* _WRITTEN TASK_
Retype every line of the records below without changing anything.

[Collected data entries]
"""

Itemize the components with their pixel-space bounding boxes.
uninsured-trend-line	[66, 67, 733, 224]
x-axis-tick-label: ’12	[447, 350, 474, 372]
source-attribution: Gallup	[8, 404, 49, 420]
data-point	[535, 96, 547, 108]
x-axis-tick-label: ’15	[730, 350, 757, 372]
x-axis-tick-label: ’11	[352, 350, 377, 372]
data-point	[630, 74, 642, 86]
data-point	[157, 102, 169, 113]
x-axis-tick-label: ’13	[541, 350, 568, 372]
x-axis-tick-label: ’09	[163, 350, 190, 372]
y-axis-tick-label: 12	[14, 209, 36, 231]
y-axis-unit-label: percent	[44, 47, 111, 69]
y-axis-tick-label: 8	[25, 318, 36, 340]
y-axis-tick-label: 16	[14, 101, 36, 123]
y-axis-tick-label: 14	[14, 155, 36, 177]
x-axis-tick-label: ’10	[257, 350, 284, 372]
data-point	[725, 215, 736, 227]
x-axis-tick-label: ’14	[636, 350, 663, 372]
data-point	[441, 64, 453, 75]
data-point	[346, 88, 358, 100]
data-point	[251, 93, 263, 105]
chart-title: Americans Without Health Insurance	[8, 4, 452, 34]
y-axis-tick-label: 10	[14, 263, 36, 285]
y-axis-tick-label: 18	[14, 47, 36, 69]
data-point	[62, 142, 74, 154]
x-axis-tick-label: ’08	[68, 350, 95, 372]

"""

* _RESPONSE_
Itemize the components with their pixel-space bounding boxes.
uninsured-trend-line	[66, 67, 733, 224]
x-axis-tick-label: ’12	[447, 350, 474, 372]
source-attribution: Gallup	[8, 404, 49, 420]
data-point	[535, 96, 547, 108]
x-axis-tick-label: ’15	[730, 350, 757, 372]
x-axis-tick-label: ’11	[352, 350, 377, 372]
data-point	[630, 74, 642, 86]
data-point	[157, 102, 169, 113]
x-axis-tick-label: ’13	[541, 350, 568, 372]
x-axis-tick-label: ’09	[163, 350, 190, 372]
y-axis-tick-label: 12	[14, 209, 36, 231]
y-axis-unit-label: percent	[44, 47, 111, 69]
y-axis-tick-label: 8	[25, 318, 36, 340]
y-axis-tick-label: 16	[14, 101, 36, 123]
y-axis-tick-label: 14	[14, 155, 36, 177]
x-axis-tick-label: ’10	[257, 350, 284, 372]
data-point	[725, 215, 736, 227]
x-axis-tick-label: ’14	[636, 350, 663, 372]
data-point	[441, 64, 453, 75]
data-point	[346, 88, 358, 100]
data-point	[251, 93, 263, 105]
chart-title: Americans Without Health Insurance	[8, 4, 452, 34]
y-axis-tick-label: 10	[14, 263, 36, 285]
y-axis-tick-label: 18	[14, 47, 36, 69]
data-point	[62, 142, 74, 154]
x-axis-tick-label: ’08	[68, 350, 95, 372]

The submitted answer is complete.